• _Request_: Using the material below, work out how many lines contain the word "type". Reply with the number and nothing more.

## START

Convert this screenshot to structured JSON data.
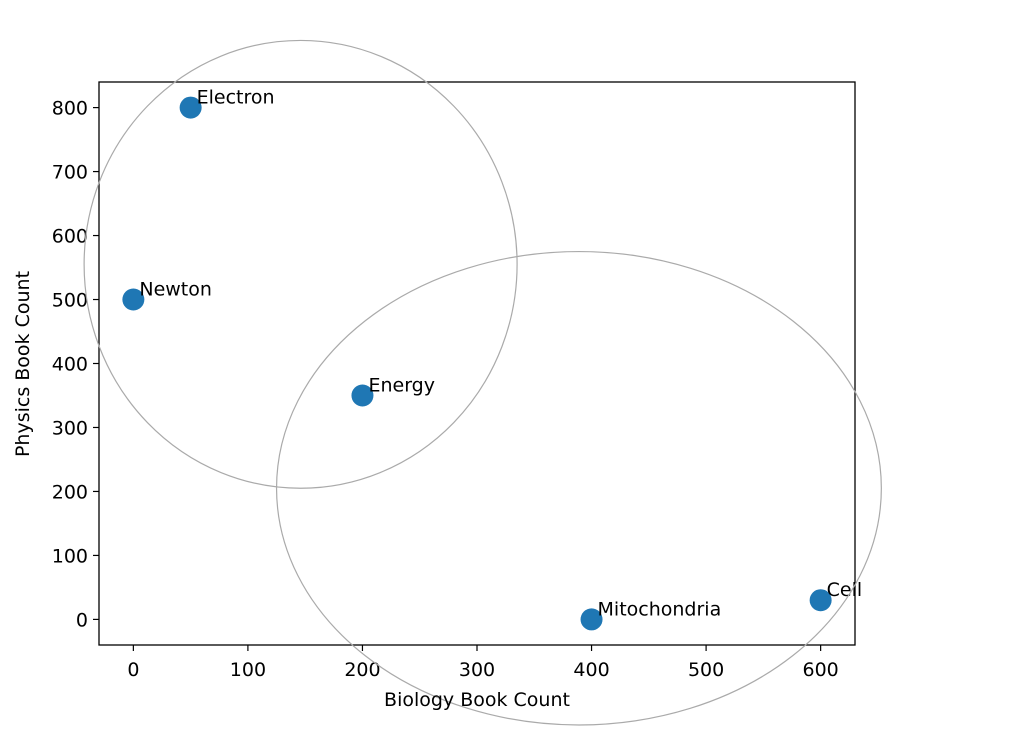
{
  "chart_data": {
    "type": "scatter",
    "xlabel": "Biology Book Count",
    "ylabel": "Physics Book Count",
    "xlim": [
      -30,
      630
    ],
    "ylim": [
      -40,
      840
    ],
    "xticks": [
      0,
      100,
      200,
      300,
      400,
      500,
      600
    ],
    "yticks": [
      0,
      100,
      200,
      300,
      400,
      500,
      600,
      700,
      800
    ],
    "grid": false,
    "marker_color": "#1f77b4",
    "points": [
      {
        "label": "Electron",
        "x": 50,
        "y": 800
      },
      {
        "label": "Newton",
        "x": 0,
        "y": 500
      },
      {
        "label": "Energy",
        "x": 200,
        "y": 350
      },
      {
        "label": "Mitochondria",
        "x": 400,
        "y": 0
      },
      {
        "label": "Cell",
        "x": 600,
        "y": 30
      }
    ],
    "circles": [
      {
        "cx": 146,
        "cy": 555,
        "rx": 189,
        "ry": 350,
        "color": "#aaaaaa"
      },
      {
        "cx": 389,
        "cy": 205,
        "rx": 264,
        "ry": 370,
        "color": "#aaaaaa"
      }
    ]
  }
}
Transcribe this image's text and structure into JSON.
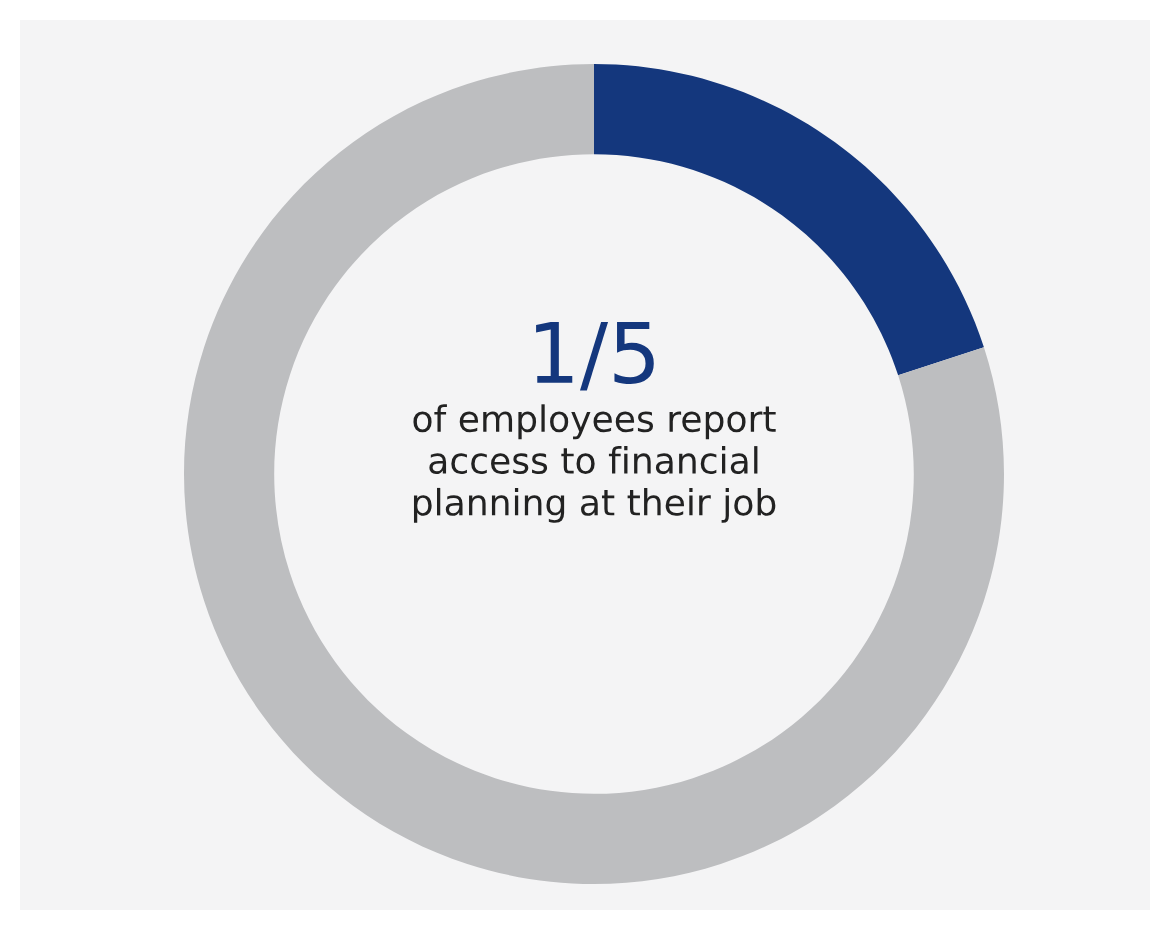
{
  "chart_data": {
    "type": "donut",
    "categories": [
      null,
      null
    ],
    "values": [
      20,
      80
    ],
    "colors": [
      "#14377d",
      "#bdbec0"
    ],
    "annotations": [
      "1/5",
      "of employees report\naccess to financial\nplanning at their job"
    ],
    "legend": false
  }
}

## END
## START

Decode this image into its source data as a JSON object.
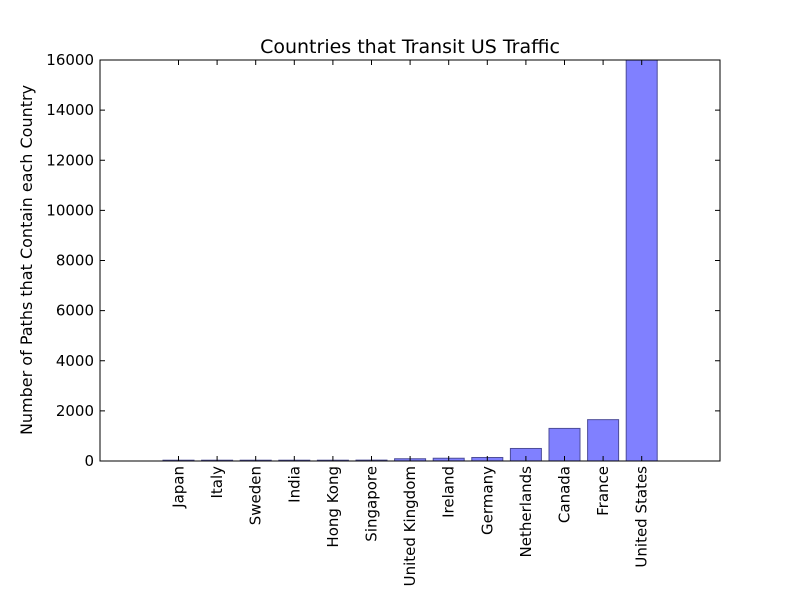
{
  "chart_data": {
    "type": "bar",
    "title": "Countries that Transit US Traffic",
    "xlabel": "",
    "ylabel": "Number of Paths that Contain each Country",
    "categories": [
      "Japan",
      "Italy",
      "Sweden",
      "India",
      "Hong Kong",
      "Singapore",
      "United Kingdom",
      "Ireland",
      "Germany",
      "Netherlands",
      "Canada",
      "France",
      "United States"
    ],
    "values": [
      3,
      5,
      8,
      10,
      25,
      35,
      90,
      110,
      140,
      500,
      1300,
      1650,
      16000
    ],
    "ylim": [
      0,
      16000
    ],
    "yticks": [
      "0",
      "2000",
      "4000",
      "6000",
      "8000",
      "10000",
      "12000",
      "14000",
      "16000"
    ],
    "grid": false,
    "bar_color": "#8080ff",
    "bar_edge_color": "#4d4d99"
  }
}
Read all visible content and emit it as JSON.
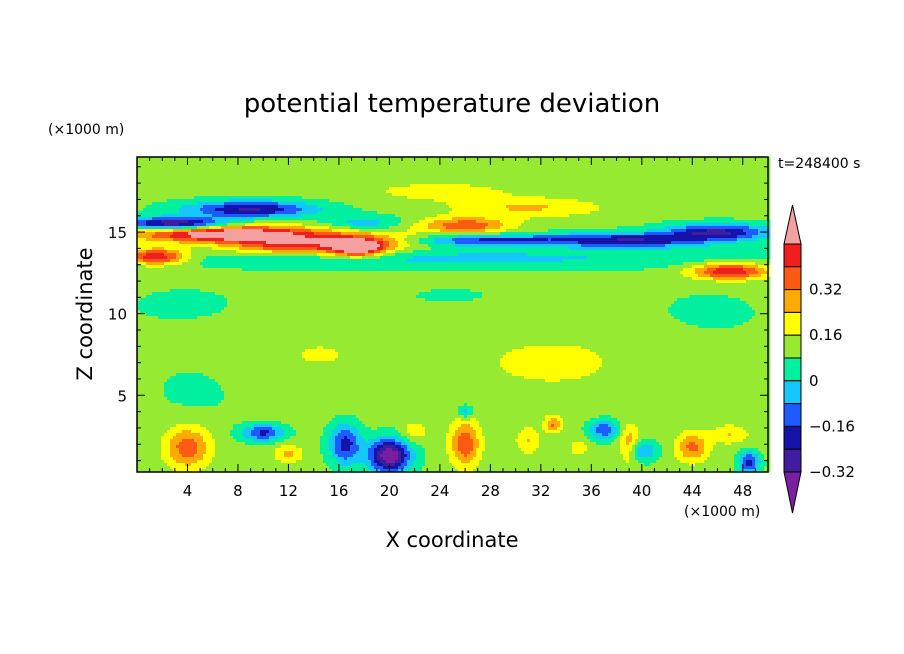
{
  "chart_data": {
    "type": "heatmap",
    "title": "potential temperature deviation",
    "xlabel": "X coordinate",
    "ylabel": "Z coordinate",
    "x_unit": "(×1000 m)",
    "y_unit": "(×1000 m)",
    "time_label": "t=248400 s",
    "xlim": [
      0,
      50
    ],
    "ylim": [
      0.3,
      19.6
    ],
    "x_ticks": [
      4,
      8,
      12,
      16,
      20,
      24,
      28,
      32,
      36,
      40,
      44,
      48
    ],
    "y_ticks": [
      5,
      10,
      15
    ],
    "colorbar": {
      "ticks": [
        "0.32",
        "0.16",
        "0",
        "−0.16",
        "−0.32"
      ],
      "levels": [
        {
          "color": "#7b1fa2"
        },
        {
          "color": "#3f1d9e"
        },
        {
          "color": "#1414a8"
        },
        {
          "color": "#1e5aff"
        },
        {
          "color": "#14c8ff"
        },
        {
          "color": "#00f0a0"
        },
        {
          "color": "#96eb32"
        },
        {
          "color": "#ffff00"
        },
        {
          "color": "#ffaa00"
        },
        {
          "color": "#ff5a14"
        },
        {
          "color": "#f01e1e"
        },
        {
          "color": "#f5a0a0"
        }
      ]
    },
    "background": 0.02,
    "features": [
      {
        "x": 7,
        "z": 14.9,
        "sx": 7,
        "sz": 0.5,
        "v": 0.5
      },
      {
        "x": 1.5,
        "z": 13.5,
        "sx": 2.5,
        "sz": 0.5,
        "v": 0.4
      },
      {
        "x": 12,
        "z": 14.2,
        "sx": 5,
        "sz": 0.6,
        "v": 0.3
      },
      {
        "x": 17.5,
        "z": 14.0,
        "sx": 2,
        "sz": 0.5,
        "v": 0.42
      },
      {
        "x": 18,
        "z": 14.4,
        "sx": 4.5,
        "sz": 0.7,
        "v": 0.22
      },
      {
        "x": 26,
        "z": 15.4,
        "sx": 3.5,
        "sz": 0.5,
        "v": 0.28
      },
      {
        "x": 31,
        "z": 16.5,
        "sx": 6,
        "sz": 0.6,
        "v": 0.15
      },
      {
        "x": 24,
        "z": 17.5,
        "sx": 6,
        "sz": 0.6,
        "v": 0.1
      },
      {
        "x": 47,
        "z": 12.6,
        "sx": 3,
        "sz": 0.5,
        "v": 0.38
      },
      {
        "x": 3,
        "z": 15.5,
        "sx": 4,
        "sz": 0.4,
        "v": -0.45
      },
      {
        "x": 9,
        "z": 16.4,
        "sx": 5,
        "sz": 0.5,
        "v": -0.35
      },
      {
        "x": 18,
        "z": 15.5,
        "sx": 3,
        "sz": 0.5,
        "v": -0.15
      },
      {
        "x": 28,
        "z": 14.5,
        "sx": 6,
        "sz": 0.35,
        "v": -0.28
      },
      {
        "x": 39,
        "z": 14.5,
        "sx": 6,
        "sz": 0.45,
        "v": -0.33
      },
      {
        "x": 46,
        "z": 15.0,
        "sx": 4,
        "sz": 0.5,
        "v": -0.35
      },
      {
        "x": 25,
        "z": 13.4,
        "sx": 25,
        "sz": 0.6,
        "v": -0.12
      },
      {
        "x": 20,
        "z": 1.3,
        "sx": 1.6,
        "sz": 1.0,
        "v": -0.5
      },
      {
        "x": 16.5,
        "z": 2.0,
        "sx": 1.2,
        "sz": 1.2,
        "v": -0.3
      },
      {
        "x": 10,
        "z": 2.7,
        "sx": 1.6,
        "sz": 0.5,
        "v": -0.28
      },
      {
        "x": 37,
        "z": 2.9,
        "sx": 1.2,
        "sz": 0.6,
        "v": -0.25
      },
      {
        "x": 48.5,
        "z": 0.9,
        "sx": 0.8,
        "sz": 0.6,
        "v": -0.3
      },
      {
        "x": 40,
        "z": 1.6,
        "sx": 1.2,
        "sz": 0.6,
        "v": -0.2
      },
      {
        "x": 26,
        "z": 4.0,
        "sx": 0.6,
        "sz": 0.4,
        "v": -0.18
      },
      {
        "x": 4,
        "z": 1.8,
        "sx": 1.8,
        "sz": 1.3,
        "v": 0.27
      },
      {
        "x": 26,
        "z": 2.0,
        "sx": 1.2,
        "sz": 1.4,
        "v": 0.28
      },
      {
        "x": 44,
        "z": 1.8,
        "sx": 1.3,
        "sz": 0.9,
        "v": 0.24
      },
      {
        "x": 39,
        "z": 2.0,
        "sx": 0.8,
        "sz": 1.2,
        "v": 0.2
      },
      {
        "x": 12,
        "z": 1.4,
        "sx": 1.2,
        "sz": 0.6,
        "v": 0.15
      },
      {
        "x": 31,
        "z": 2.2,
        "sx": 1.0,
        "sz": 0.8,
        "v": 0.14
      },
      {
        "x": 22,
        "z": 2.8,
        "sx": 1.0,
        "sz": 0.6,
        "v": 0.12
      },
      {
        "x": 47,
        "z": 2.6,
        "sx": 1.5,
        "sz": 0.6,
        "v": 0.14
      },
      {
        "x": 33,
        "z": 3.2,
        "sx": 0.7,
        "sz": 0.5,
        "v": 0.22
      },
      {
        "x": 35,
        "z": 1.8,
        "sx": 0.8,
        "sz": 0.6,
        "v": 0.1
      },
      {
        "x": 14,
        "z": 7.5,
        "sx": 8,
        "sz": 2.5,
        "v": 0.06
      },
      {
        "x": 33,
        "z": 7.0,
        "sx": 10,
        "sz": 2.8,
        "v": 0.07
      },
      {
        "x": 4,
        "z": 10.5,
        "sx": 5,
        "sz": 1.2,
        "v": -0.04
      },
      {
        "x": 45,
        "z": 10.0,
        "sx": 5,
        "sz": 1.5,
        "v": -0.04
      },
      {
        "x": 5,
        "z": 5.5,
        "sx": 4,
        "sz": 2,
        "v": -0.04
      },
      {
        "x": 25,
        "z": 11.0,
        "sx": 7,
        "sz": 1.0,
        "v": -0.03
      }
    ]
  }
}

## END
## START

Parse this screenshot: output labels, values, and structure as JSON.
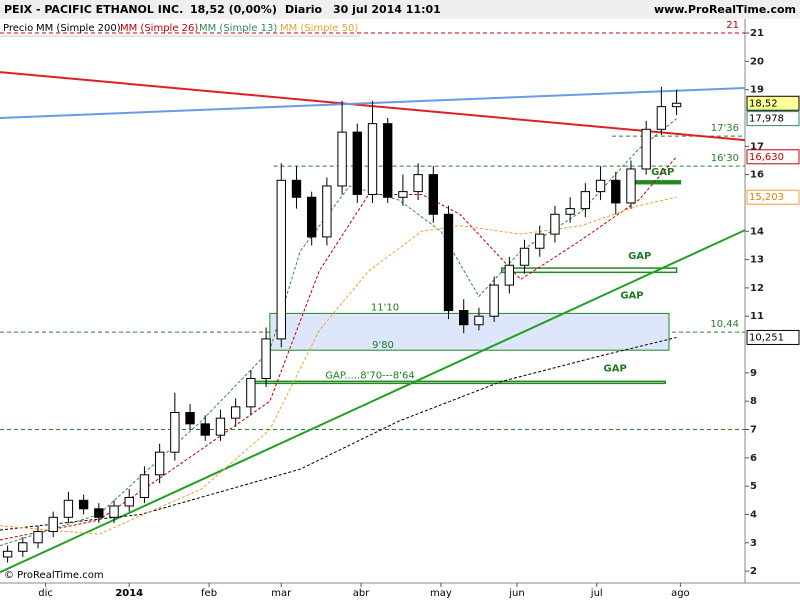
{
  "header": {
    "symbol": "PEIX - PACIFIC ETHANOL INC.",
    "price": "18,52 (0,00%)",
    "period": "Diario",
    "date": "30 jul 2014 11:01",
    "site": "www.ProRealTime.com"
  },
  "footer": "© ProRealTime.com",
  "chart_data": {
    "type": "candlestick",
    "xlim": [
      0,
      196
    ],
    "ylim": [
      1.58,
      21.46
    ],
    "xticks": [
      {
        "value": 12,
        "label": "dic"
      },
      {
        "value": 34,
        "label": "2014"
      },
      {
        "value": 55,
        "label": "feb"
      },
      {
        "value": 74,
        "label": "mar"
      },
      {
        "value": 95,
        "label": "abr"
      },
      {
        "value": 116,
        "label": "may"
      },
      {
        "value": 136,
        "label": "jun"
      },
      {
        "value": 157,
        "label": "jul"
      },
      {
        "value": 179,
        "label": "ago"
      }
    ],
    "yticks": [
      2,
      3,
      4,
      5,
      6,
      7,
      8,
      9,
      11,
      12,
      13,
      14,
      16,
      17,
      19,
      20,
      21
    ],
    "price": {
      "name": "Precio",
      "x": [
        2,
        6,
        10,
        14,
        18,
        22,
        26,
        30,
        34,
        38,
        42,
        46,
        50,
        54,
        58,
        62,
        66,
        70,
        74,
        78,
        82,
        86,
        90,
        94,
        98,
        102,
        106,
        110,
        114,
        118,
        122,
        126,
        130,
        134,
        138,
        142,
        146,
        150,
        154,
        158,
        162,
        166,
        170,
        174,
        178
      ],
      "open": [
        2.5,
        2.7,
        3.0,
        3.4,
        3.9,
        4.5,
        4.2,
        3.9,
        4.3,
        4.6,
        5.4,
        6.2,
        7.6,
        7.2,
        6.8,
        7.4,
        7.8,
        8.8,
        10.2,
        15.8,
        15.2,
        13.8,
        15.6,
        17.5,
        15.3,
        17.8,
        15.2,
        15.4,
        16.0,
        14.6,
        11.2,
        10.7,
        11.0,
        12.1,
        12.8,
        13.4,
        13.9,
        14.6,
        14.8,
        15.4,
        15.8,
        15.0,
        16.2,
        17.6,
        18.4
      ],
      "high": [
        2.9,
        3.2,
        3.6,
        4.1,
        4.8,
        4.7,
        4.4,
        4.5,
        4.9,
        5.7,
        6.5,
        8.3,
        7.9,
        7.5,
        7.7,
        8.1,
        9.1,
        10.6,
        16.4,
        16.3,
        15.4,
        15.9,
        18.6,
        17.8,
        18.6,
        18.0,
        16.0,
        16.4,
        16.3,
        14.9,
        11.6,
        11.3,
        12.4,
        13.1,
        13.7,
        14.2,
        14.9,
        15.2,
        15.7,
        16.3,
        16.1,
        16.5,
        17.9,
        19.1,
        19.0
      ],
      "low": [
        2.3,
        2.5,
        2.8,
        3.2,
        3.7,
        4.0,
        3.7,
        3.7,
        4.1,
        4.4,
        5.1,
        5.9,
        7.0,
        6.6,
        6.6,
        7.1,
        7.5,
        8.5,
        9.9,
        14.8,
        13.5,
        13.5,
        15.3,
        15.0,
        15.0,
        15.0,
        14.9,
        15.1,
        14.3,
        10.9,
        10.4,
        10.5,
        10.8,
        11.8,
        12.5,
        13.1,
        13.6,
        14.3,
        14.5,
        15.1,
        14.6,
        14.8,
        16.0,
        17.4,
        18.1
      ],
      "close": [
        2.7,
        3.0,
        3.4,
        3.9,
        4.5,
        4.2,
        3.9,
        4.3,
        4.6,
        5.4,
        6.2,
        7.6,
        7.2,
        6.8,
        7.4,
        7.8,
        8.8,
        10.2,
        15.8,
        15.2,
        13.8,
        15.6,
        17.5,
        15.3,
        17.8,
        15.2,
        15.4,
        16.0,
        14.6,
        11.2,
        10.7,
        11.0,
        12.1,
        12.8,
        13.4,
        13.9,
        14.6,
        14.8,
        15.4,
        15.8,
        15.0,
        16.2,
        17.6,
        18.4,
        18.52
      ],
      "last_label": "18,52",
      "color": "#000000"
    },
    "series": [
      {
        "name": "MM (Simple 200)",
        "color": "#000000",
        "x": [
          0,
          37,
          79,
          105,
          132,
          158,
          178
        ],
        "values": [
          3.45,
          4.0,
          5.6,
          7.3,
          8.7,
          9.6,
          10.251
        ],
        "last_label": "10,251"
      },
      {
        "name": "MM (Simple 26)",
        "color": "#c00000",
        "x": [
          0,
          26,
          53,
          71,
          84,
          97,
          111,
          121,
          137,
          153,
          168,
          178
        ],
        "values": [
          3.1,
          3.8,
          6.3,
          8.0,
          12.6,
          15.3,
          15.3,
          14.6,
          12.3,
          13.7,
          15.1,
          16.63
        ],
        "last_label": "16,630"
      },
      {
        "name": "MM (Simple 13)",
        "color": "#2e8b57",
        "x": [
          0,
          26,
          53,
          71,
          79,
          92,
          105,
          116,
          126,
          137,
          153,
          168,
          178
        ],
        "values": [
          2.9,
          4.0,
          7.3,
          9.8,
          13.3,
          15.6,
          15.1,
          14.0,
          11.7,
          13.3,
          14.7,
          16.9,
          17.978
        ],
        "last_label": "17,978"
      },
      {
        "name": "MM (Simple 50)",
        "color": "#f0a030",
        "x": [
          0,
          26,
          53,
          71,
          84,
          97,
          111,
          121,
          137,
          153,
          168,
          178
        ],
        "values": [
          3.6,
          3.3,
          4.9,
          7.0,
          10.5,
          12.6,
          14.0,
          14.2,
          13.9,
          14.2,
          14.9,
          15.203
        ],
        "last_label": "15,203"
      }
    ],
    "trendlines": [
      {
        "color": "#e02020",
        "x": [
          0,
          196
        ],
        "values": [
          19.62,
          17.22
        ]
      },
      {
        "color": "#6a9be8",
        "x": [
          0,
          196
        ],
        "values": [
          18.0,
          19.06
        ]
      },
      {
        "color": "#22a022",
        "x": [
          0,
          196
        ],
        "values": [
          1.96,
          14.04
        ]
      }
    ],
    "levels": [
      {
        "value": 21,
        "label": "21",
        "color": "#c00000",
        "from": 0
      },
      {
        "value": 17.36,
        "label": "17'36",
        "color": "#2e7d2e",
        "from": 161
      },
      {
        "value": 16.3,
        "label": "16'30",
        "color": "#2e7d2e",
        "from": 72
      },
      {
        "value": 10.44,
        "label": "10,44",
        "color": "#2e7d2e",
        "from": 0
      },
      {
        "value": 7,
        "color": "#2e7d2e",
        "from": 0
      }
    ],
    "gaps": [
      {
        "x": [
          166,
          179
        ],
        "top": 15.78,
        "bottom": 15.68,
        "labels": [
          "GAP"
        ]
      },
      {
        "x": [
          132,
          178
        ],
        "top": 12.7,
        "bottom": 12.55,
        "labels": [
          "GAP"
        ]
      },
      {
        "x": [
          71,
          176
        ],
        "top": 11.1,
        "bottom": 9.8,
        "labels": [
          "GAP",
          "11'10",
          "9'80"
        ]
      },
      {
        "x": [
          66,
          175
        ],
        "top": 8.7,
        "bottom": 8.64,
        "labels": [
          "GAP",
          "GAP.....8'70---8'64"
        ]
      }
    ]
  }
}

## END

• _Correct result_: 5